____ MATERIAL FOR THIS TASK

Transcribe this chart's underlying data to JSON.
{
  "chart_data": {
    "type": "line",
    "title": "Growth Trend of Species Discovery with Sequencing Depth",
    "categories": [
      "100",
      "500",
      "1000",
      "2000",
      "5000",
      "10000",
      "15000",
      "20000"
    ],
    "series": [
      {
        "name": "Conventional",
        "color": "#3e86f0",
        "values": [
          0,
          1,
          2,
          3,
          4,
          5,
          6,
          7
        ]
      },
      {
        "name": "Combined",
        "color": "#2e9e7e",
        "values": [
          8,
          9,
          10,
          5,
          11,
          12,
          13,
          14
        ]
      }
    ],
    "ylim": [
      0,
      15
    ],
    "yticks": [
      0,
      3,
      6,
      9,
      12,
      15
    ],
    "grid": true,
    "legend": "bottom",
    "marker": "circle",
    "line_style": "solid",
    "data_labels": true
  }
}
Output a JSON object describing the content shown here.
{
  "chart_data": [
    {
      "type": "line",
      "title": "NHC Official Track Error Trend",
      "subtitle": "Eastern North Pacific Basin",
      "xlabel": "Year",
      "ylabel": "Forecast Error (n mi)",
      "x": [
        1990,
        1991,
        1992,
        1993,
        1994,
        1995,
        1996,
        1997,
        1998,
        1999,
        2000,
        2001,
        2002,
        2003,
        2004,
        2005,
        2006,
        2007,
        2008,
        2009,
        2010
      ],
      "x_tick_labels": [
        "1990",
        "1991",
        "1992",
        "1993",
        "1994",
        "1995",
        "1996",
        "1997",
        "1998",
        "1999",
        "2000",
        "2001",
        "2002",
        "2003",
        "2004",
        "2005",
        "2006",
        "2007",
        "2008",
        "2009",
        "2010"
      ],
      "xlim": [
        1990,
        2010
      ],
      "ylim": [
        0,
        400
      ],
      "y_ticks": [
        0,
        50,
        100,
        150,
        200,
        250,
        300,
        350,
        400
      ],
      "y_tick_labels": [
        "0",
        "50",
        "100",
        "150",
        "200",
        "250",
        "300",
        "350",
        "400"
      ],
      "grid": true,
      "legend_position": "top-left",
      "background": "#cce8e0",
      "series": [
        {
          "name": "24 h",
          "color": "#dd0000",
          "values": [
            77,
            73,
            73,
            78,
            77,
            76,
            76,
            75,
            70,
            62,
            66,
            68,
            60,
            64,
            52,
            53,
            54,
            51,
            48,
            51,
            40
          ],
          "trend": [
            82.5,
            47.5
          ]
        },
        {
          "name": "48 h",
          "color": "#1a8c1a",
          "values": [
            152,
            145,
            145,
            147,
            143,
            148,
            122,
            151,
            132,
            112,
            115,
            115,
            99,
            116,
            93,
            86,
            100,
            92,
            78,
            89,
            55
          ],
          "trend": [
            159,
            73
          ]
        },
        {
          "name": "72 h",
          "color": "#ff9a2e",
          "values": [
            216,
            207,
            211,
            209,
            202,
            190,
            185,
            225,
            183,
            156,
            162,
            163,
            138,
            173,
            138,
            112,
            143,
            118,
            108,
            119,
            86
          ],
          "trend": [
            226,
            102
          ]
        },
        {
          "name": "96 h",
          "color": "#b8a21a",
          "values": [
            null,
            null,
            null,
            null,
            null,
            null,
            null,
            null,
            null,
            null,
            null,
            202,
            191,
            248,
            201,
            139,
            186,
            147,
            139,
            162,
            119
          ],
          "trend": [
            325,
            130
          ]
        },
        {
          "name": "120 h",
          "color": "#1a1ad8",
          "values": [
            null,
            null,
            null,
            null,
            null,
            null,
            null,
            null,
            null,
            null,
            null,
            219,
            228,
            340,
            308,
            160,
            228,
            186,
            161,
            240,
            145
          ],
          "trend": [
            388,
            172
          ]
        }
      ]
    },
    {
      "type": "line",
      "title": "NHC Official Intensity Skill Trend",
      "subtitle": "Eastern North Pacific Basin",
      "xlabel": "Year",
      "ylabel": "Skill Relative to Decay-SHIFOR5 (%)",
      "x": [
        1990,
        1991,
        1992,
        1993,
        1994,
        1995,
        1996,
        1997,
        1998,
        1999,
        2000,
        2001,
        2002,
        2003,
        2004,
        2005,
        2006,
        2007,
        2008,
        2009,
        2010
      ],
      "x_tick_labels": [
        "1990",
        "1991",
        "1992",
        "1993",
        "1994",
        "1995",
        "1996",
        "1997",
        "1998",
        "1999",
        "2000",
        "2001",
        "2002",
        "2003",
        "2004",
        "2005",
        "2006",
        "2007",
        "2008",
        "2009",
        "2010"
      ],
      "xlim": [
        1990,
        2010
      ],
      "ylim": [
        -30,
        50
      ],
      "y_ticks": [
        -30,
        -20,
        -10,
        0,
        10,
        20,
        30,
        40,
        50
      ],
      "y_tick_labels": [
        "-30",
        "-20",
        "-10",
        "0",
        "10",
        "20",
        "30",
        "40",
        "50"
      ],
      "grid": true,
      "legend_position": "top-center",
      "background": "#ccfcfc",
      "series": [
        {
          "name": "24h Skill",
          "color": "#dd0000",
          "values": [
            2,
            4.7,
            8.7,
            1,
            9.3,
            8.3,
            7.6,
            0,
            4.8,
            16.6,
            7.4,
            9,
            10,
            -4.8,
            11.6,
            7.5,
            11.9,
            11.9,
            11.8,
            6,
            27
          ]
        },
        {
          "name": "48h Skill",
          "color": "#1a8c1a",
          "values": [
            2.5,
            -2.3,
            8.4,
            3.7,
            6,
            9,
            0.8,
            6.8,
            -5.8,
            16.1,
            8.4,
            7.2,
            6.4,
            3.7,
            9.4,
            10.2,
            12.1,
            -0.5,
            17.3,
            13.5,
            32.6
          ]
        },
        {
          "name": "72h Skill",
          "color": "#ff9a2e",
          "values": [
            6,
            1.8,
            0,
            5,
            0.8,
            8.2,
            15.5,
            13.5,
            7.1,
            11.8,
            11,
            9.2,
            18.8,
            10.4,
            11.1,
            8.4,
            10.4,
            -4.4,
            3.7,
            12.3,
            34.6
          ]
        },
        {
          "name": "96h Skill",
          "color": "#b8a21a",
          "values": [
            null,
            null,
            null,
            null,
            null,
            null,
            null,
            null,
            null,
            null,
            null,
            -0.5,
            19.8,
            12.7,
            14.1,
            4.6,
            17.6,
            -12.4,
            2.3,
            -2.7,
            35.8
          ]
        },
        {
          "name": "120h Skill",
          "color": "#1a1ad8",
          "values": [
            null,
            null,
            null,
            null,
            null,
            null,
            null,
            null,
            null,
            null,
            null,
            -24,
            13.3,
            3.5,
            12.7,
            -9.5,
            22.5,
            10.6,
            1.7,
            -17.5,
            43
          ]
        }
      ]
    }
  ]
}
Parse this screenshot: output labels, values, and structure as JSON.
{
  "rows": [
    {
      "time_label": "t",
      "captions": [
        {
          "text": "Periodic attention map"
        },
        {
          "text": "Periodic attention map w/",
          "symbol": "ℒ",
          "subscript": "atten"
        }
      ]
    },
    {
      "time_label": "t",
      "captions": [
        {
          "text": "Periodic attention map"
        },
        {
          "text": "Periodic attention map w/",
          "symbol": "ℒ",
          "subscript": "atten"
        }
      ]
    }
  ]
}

________

Please set down all the data word for word.

Transcribe this chart's underlying data to JSON.
{
  "chart_data": {
    "type": "line",
    "title": "Growth Trend of Species Discovery with Sequencing Depth",
    "categories": [
      "100",
      "500",
      "1000",
      "2000",
      "5000",
      "10000",
      "15000",
      "20000"
    ],
    "series": [
      {
        "name": "Conventional",
        "color": "#3e86f0",
        "values": [
          0,
          1,
          2,
          3,
          4,
          5,
          6,
          7
        ]
      },
      {
        "name": "Combined",
        "color": "#2e9e7e",
        "values": [
          8,
          9,
          10,
          5,
          11,
          12,
          13,
          14
        ]
      }
    ],
    "ylim": [
      0,
      15
    ],
    "yticks": [
      0,
      3,
      6,
      9,
      12,
      15
    ],
    "grid": true,
    "legend": "bottom",
    "marker": "circle",
    "line_style": "solid",
    "data_labels": true
  }
}
Output a JSON object describing the content shown here.
{
  "chart_data": [
    {
      "type": "line",
      "title": "NHC Official Track Error Trend",
      "subtitle": "Eastern North Pacific Basin",
      "xlabel": "Year",
      "ylabel": "Forecast Error (n mi)",
      "x": [
        1990,
        1991,
        1992,
        1993,
        1994,
        1995,
        1996,
        1997,
        1998,
        1999,
        2000,
        2001,
        2002,
        2003,
        2004,
        2005,
        2006,
        2007,
        2008,
        2009,
        2010
      ],
      "x_tick_labels": [
        "1990",
        "1991",
        "1992",
        "1993",
        "1994",
        "1995",
        "1996",
        "1997",
        "1998",
        "1999",
        "2000",
        "2001",
        "2002",
        "2003",
        "2004",
        "2005",
        "2006",
        "2007",
        "2008",
        "2009",
        "2010"
      ],
      "xlim": [
        1990,
        2010
      ],
      "ylim": [
        0,
        400
      ],
      "y_ticks": [
        0,
        50,
        100,
        150,
        200,
        250,
        300,
        350,
        400
      ],
      "y_tick_labels": [
        "0",
        "50",
        "100",
        "150",
        "200",
        "250",
        "300",
        "350",
        "400"
      ],
      "grid": true,
      "legend_position": "top-left",
      "background": "#cce8e0",
      "series": [
        {
          "name": "24 h",
          "color": "#dd0000",
          "values": [
            77,
            73,
            73,
            78,
            77,
            76,
            76,
            75,
            70,
            62,
            66,
            68,
            60,
            64,
            52,
            53,
            54,
            51,
            48,
            51,
            40
          ],
          "trend": [
            82.5,
            47.5
          ]
        },
        {
          "name": "48 h",
          "color": "#1a8c1a",
          "values": [
            152,
            145,
            145,
            147,
            143,
            148,
            122,
            151,
            132,
            112,
            115,
            115,
            99,
            116,
            93,
            86,
            100,
            92,
            78,
            89,
            55
          ],
          "trend": [
            159,
            73
          ]
        },
        {
          "name": "72 h",
          "color": "#ff9a2e",
          "values": [
            216,
            207,
            211,
            209,
            202,
            190,
            185,
            225,
            183,
            156,
            162,
            163,
            138,
            173,
            138,
            112,
            143,
            118,
            108,
            119,
            86
          ],
          "trend": [
            226,
            102
          ]
        },
        {
          "name": "96 h",
          "color": "#b8a21a",
          "values": [
            null,
            null,
            null,
            null,
            null,
            null,
            null,
            null,
            null,
            null,
            null,
            202,
            191,
            248,
            201,
            139,
            186,
            147,
            139,
            162,
            119
          ],
          "trend": [
            325,
            130
          ]
        },
        {
          "name": "120 h",
          "color": "#1a1ad8",
          "values": [
            null,
            null,
            null,
            null,
            null,
            null,
            null,
            null,
            null,
            null,
            null,
            219,
            228,
            340,
            308,
            160,
            228,
            186,
            161,
            240,
            145
          ],
          "trend": [
            388,
            172
          ]
        }
      ]
    },
    {
      "type": "line",
      "title": "NHC Official Intensity Skill Trend",
      "subtitle": "Eastern North Pacific Basin",
      "xlabel": "Year",
      "ylabel": "Skill Relative to Decay-SHIFOR5 (%)",
      "x": [
        1990,
        1991,
        1992,
        1993,
        1994,
        1995,
        1996,
        1997,
        1998,
        1999,
        2000,
        2001,
        2002,
        2003,
        2004,
        2005,
        2006,
        2007,
        2008,
        2009,
        2010
      ],
      "x_tick_labels": [
        "1990",
        "1991",
        "1992",
        "1993",
        "1994",
        "1995",
        "1996",
        "1997",
        "1998",
        "1999",
        "2000",
        "2001",
        "2002",
        "2003",
        "2004",
        "2005",
        "2006",
        "2007",
        "2008",
        "2009",
        "2010"
      ],
      "xlim": [
        1990,
        2010
      ],
      "ylim": [
        -30,
        50
      ],
      "y_ticks": [
        -30,
        -20,
        -10,
        0,
        10,
        20,
        30,
        40,
        50
      ],
      "y_tick_labels": [
        "-30",
        "-20",
        "-10",
        "0",
        "10",
        "20",
        "30",
        "40",
        "50"
      ],
      "grid": true,
      "legend_position": "top-center",
      "background": "#ccfcfc",
      "series": [
        {
          "name": "24h Skill",
          "color": "#dd0000",
          "values": [
            2,
            4.7,
            8.7,
            1,
            9.3,
            8.3,
            7.6,
            0,
            4.8,
            16.6,
            7.4,
            9,
            10,
            -4.8,
            11.6,
            7.5,
            11.9,
            11.9,
            11.8,
            6,
            27
          ]
        },
        {
          "name": "48h Skill",
          "color": "#1a8c1a",
          "values": [
            2.5,
            -2.3,
            8.4,
            3.7,
            6,
            9,
            0.8,
            6.8,
            -5.8,
            16.1,
            8.4,
            7.2,
            6.4,
            3.7,
            9.4,
            10.2,
            12.1,
            -0.5,
            17.3,
            13.5,
            32.6
          ]
        },
        {
          "name": "72h Skill",
          "color": "#ff9a2e",
          "values": [
            6,
            1.8,
            0,
            5,
            0.8,
            8.2,
            15.5,
            13.5,
            7.1,
            11.8,
            11,
            9.2,
            18.8,
            10.4,
            11.1,
            8.4,
            10.4,
            -4.4,
            3.7,
            12.3,
            34.6
          ]
        },
        {
          "name": "96h Skill",
          "color": "#b8a21a",
          "values": [
            null,
            null,
            null,
            null,
            null,
            null,
            null,
            null,
            null,
            null,
            null,
            -0.5,
            19.8,
            12.7,
            14.1,
            4.6,
            17.6,
            -12.4,
            2.3,
            -2.7,
            35.8
          ]
        },
        {
          "name": "120h Skill",
          "color": "#1a1ad8",
          "values": [
            null,
            null,
            null,
            null,
            null,
            null,
            null,
            null,
            null,
            null,
            null,
            -24,
            13.3,
            3.5,
            12.7,
            -9.5,
            22.5,
            10.6,
            1.7,
            -17.5,
            43
          ]
        }
      ]
    }
  ]
}
Parse this screenshot: output labels, values, and structure as JSON.
{
  "rows": [
    {
      "time_label": "t",
      "captions": [
        {
          "text": "Periodic attention map"
        },
        {
          "text": "Periodic attention map w/",
          "symbol": "ℒ",
          "subscript": "atten"
        }
      ]
    },
    {
      "time_label": "t",
      "captions": [
        {
          "text": "Periodic attention map"
        },
        {
          "text": "Periodic attention map w/",
          "symbol": "ℒ",
          "subscript": "atten"
        }
      ]
    }
  ]
}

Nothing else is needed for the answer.